═════ Data for this exercise ═════

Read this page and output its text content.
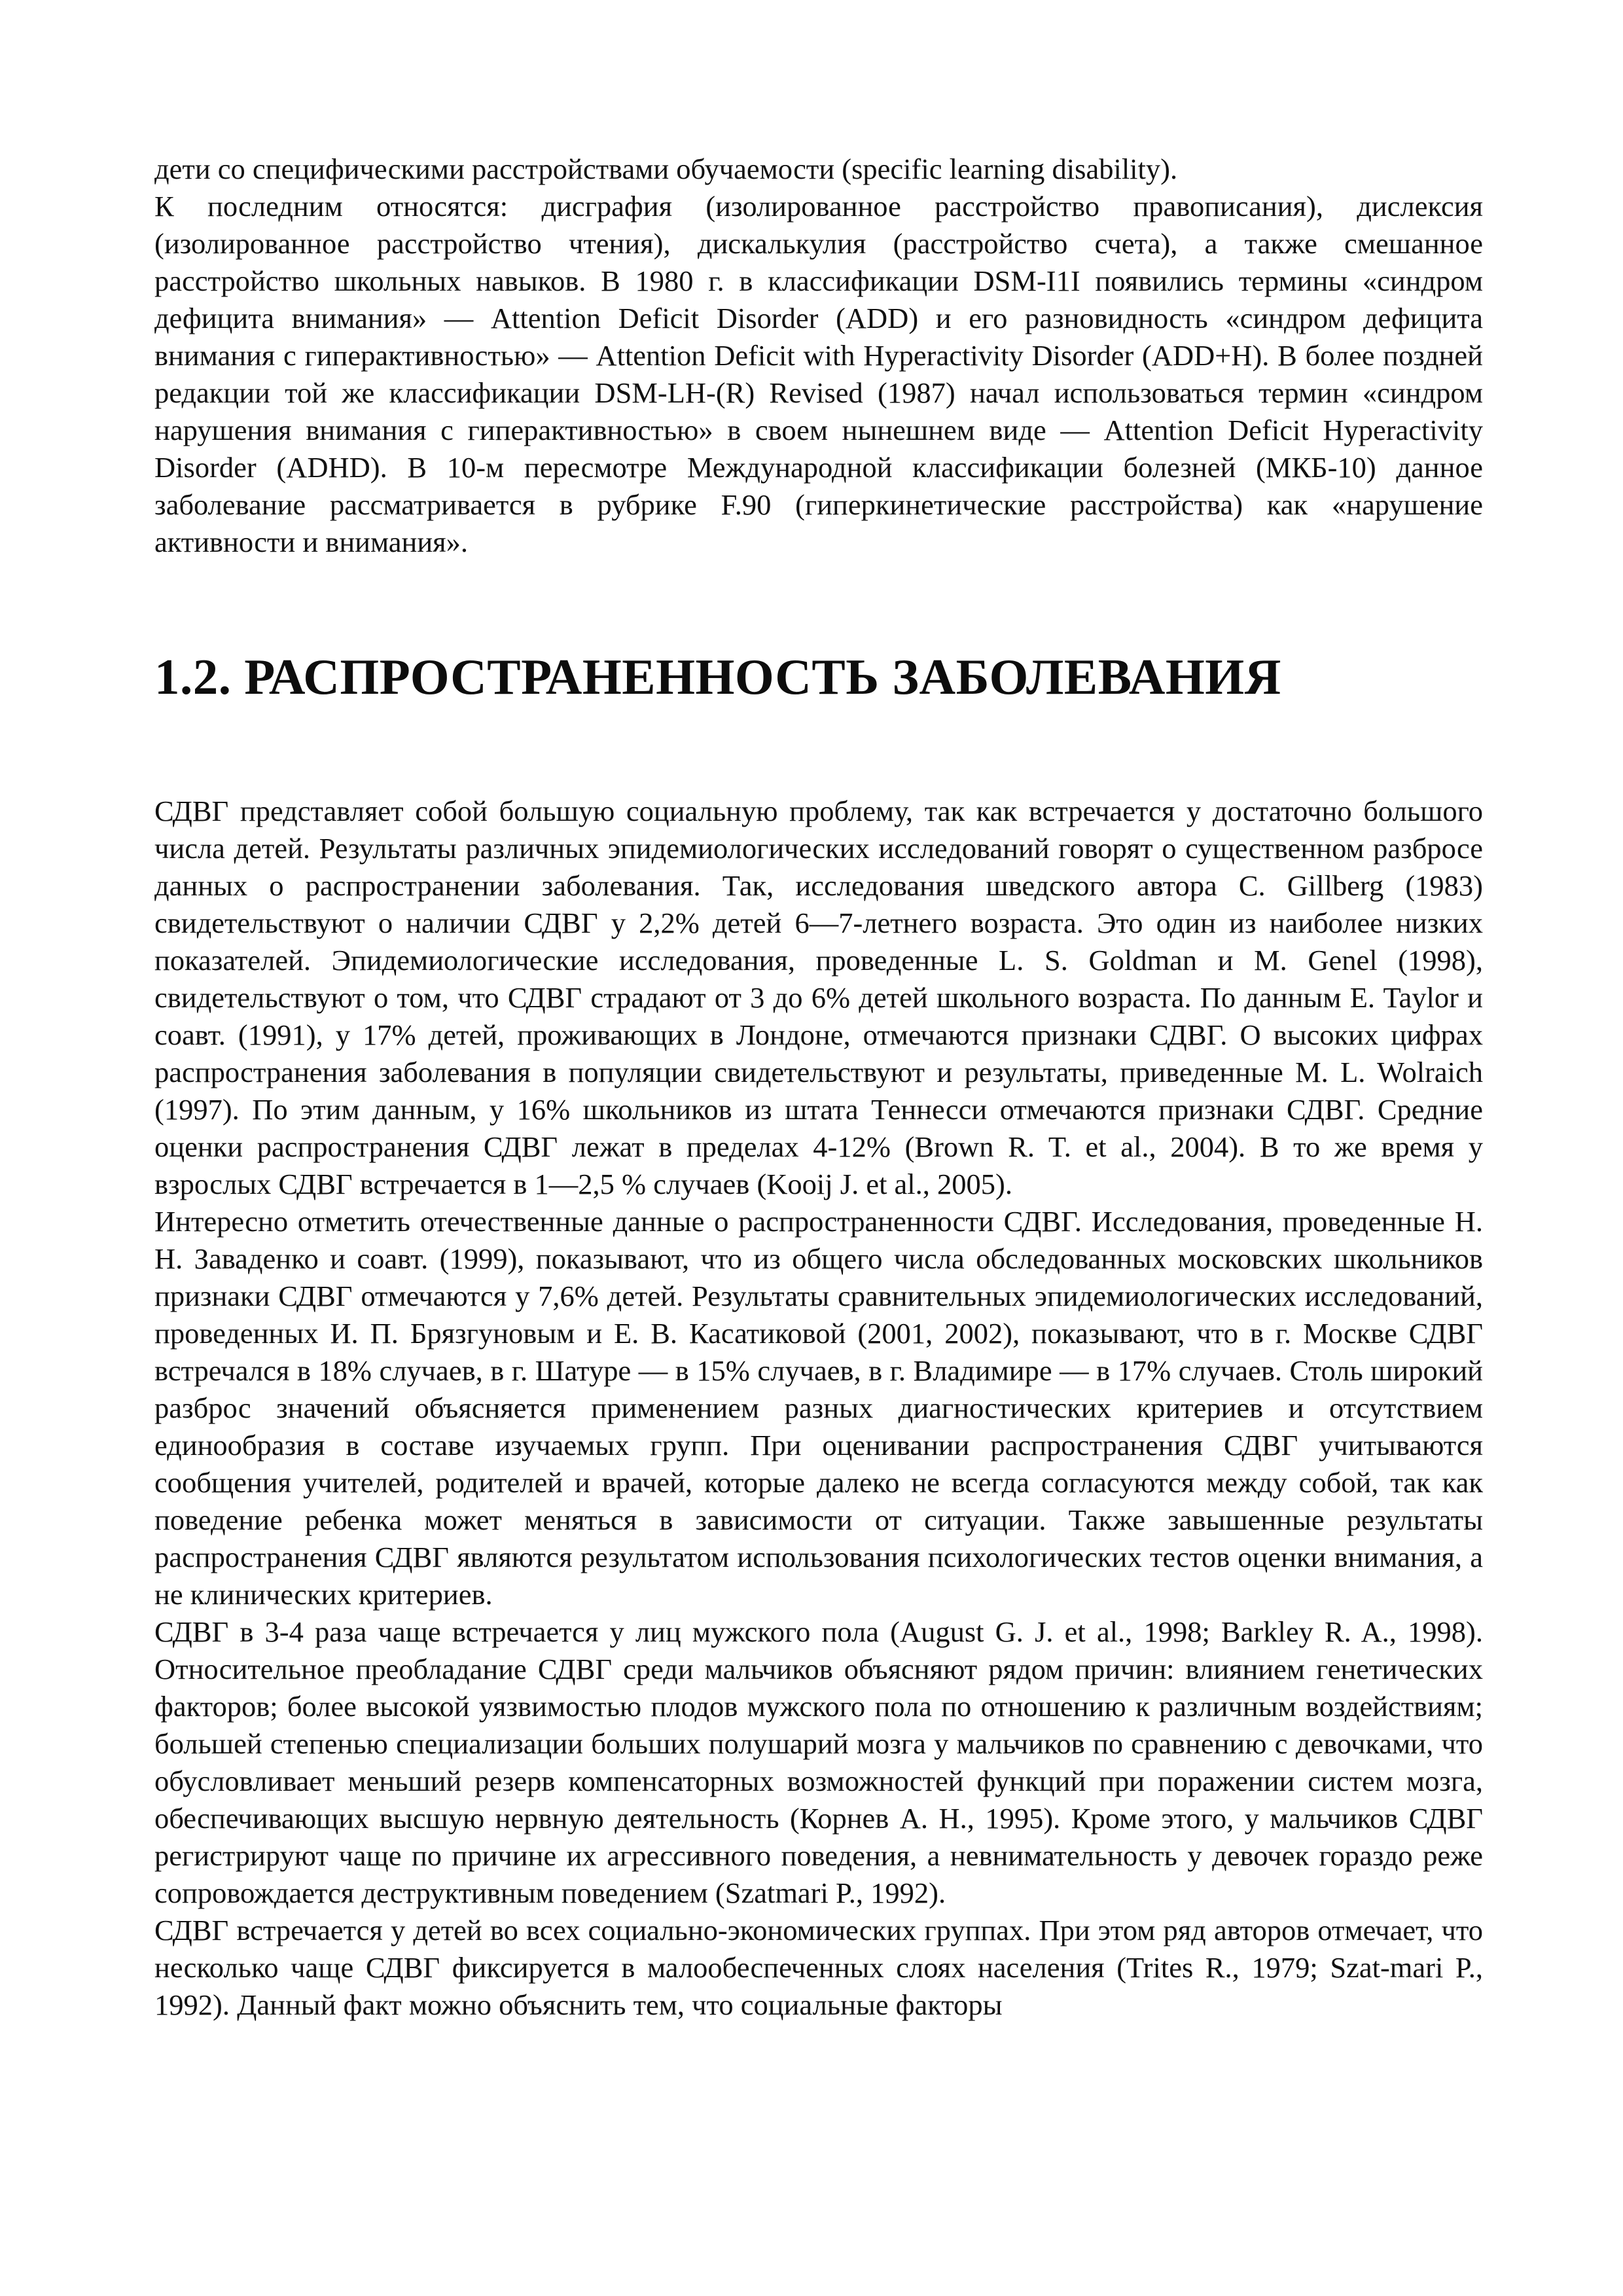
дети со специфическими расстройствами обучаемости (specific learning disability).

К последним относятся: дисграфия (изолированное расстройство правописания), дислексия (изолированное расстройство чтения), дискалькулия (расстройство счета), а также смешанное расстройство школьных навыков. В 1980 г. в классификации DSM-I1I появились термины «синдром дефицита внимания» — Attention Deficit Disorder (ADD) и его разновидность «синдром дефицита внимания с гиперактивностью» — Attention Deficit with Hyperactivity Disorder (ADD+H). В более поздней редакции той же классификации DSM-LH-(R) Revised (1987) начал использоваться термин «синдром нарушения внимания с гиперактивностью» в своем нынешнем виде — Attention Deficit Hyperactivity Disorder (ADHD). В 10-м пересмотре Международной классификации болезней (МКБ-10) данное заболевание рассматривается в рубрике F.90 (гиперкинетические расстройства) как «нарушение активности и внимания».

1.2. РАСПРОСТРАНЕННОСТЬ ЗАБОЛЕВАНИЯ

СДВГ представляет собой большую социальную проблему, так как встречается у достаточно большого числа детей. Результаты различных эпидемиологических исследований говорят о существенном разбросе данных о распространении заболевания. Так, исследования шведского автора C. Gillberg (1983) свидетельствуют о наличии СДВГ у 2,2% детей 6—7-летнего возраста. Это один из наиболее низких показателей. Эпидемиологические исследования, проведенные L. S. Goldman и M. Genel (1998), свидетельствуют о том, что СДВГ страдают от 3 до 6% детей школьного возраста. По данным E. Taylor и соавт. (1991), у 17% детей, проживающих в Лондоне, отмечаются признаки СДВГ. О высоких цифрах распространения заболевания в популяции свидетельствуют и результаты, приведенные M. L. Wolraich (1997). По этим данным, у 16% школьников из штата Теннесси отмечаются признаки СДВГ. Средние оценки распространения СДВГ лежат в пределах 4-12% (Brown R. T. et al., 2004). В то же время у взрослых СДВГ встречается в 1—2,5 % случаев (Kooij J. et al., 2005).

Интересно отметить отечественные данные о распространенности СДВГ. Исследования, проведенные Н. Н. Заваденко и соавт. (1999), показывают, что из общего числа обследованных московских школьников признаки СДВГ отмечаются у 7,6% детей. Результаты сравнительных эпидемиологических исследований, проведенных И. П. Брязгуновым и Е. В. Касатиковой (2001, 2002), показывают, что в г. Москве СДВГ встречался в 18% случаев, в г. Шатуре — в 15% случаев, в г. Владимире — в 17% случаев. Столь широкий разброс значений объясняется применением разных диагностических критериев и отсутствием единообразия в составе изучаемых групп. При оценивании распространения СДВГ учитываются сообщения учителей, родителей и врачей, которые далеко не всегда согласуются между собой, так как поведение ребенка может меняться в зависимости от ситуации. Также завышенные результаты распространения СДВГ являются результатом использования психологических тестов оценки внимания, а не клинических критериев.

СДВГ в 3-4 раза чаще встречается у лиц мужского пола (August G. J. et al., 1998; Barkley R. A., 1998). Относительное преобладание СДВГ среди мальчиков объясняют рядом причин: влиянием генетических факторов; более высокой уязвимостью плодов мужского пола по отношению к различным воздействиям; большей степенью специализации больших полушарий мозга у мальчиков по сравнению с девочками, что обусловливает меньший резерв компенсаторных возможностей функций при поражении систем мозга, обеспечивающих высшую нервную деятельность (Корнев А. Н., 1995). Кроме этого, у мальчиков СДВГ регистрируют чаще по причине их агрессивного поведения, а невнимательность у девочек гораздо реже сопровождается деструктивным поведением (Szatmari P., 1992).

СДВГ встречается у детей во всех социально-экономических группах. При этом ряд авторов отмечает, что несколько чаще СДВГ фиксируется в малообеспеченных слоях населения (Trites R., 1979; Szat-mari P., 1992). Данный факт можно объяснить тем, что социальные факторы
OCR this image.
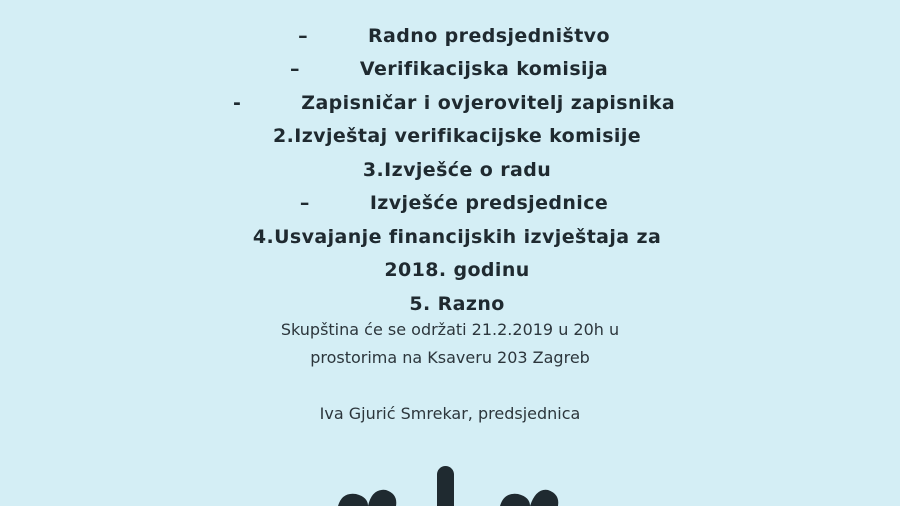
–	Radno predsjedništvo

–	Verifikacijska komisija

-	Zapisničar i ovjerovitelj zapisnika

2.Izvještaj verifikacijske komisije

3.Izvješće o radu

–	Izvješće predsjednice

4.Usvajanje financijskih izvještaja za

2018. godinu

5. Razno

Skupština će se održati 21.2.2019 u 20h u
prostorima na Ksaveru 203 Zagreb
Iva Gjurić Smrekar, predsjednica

═════

**Aim of the task**
Wherever a line in the data above holds "внимания", copy that line.

**Answer below**
К последним относятся: дисграфия (изолированное расстройство правописания), дислексия (изолированное расстройство чтения), дискалькулия (расстройство счета), а также смешанное расстройство школьных навыков. В 1980 г. в классификации DSM-I1I появились термины «синдром дефицита внимания» — Attention Deficit Disorder (ADD) и его разновидность «синдром дефицита внимания с гиперактивностью» — Attention Deficit with Hyperactivity Disorder (ADD+H). В более поздней редакции той же классификации DSM-LH-(R) Revised (1987) начал использоваться термин «синдром нарушения внимания с гиперактивностью» в своем нынешнем виде — Attention Deficit Hyperactivity Disorder (ADHD). В 10-м пересмотре Международной классификации болезней (МКБ-10) данное заболевание рассматривается в рубрике F.90 (гиперкинетические расстройства) как «нарушение активности и внимания».
Интересно отметить отечественные данные о распространенности СДВГ. Исследования, проведенные Н. Н. Заваденко и соавт. (1999), показывают, что из общего числа обследованных московских школьников признаки СДВГ отмечаются у 7,6% детей. Результаты сравнительных эпидемиологических исследований, проведенных И. П. Брязгуновым и Е. В. Касатиковой (2001, 2002), показывают, что в г. Москве СДВГ встречался в 18% случаев, в г. Шатуре — в 15% случаев, в г. Владимире — в 17% случаев. Столь широкий разброс значений объясняется применением разных диагностических критериев и отсутствием единообразия в составе изучаемых групп. При оценивании распространения СДВГ учитываются сообщения учителей, родителей и врачей, которые далеко не всегда согласуются между собой, так как поведение ребенка может меняться в зависимости от ситуации. Также завышенные результаты распространения СДВГ являются результатом использования психологических тестов оценки внимания, а не клинических критериев.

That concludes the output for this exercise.